Repeat the listing in full, word for word.

Task data:
========

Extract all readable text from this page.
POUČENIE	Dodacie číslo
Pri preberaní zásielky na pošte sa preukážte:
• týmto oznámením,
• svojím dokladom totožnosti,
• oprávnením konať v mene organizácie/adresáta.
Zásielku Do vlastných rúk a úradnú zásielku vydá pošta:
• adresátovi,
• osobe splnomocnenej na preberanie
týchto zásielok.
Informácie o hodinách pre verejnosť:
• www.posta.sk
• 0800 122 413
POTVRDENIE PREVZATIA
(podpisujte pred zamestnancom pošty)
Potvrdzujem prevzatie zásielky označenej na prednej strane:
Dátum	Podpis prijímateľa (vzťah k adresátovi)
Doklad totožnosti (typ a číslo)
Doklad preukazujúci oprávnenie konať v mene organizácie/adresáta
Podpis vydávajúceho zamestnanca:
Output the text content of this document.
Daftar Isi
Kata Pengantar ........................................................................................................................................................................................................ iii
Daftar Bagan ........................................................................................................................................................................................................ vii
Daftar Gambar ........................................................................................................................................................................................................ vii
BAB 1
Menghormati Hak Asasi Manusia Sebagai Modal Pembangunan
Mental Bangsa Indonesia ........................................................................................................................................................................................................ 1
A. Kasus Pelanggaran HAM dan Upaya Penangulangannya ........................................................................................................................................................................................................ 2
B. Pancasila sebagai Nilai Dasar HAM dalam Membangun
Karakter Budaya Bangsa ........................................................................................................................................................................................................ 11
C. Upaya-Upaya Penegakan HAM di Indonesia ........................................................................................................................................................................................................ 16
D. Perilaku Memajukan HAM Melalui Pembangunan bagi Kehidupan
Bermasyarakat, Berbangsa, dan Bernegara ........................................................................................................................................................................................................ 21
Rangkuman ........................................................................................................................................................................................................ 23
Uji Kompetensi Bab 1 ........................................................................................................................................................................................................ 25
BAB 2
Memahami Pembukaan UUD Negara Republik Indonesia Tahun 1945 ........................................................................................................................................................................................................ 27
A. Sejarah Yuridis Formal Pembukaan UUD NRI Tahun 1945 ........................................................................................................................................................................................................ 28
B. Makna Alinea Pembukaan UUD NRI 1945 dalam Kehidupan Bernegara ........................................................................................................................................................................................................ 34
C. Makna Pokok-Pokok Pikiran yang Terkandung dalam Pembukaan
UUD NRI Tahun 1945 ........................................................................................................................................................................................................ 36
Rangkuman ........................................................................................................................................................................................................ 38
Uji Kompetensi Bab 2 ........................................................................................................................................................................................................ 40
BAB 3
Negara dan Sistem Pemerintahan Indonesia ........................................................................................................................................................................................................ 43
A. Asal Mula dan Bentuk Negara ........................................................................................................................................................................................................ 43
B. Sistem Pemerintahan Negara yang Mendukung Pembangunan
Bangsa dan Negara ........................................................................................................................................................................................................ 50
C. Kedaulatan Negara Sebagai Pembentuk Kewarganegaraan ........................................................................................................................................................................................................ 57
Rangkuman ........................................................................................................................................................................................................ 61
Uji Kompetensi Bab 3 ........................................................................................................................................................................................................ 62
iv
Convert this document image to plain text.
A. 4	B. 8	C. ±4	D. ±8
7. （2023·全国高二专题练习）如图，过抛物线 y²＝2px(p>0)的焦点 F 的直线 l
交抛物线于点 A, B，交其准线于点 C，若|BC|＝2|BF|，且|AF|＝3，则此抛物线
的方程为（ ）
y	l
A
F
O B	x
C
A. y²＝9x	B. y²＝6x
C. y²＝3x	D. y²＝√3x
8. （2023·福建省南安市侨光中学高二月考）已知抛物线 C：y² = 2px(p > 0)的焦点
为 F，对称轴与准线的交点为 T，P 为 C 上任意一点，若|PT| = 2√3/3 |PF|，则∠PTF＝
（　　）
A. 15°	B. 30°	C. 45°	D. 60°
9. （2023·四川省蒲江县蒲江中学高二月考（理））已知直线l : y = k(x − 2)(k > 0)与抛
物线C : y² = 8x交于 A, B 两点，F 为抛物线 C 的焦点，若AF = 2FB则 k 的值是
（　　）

========

Worked solution:
Extract all readable text from this page.
POUČENIE	Dodacie číslo
Pri preberaní zásielky na pošte sa preukážte:
• týmto oznámením,
• svojím dokladom totožnosti,
• oprávnením konať v mene organizácie/adresáta.
Zásielku Do vlastných rúk a úradnú zásielku vydá pošta:
• adresátovi,
• osobe splnomocnenej na preberanie
týchto zásielok.
Informácie o hodinách pre verejnosť:
• www.posta.sk
• 0800 122 413
POTVRDENIE PREVZATIA
(podpisujte pred zamestnancom pošty)
Potvrdzujem prevzatie zásielky označenej na prednej strane:
Dátum	Podpis prijímateľa (vzťah k adresátovi)
Doklad totožnosti (typ a číslo)
Doklad preukazujúci oprávnenie konať v mene organizácie/adresáta
Podpis vydávajúceho zamestnanca:
Output the text content of this document.
Daftar Isi
Kata Pengantar ........................................................................................................................................................................................................ iii
Daftar Bagan ........................................................................................................................................................................................................ vii
Daftar Gambar ........................................................................................................................................................................................................ vii
BAB 1
Menghormati Hak Asasi Manusia Sebagai Modal Pembangunan
Mental Bangsa Indonesia ........................................................................................................................................................................................................ 1
A. Kasus Pelanggaran HAM dan Upaya Penangulangannya ........................................................................................................................................................................................................ 2
B. Pancasila sebagai Nilai Dasar HAM dalam Membangun
Karakter Budaya Bangsa ........................................................................................................................................................................................................ 11
C. Upaya-Upaya Penegakan HAM di Indonesia ........................................................................................................................................................................................................ 16
D. Perilaku Memajukan HAM Melalui Pembangunan bagi Kehidupan
Bermasyarakat, Berbangsa, dan Bernegara ........................................................................................................................................................................................................ 21
Rangkuman ........................................................................................................................................................................................................ 23
Uji Kompetensi Bab 1 ........................................................................................................................................................................................................ 25
BAB 2
Memahami Pembukaan UUD Negara Republik Indonesia Tahun 1945 ........................................................................................................................................................................................................ 27
A. Sejarah Yuridis Formal Pembukaan UUD NRI Tahun 1945 ........................................................................................................................................................................................................ 28
B. Makna Alinea Pembukaan UUD NRI 1945 dalam Kehidupan Bernegara ........................................................................................................................................................................................................ 34
C. Makna Pokok-Pokok Pikiran yang Terkandung dalam Pembukaan
UUD NRI Tahun 1945 ........................................................................................................................................................................................................ 36
Rangkuman ........................................................................................................................................................................................................ 38
Uji Kompetensi Bab 2 ........................................................................................................................................................................................................ 40
BAB 3
Negara dan Sistem Pemerintahan Indonesia ........................................................................................................................................................................................................ 43
A. Asal Mula dan Bentuk Negara ........................................................................................................................................................................................................ 43
B. Sistem Pemerintahan Negara yang Mendukung Pembangunan
Bangsa dan Negara ........................................................................................................................................................................................................ 50
C. Kedaulatan Negara Sebagai Pembentuk Kewarganegaraan ........................................................................................................................................................................................................ 57
Rangkuman ........................................................................................................................................................................................................ 61
Uji Kompetensi Bab 3 ........................................................................................................................................................................................................ 62
iv
Convert this document image to plain text.
A. 4	B. 8	C. ±4	D. ±8
7. （2023·全国高二专题练习）如图，过抛物线 y²＝2px(p>0)的焦点 F 的直线 l
交抛物线于点 A, B，交其准线于点 C，若|BC|＝2|BF|，且|AF|＝3，则此抛物线
的方程为（ ）
y	l
A
F
O B	x
C
A. y²＝9x	B. y²＝6x
C. y²＝3x	D. y²＝√3x
8. （2023·福建省南安市侨光中学高二月考）已知抛物线 C：y² = 2px(p > 0)的焦点
为 F，对称轴与准线的交点为 T，P 为 C 上任意一点，若|PT| = 2√3/3 |PF|，则∠PTF＝
（　　）
A. 15°	B. 30°	C. 45°	D. 60°
9. （2023·四川省蒲江县蒲江中学高二月考（理））已知直线l : y = k(x − 2)(k > 0)与抛
物线C : y² = 8x交于 A, B 两点，F 为抛物线 C 的焦点，若AF = 2FB则 k 的值是
（　　）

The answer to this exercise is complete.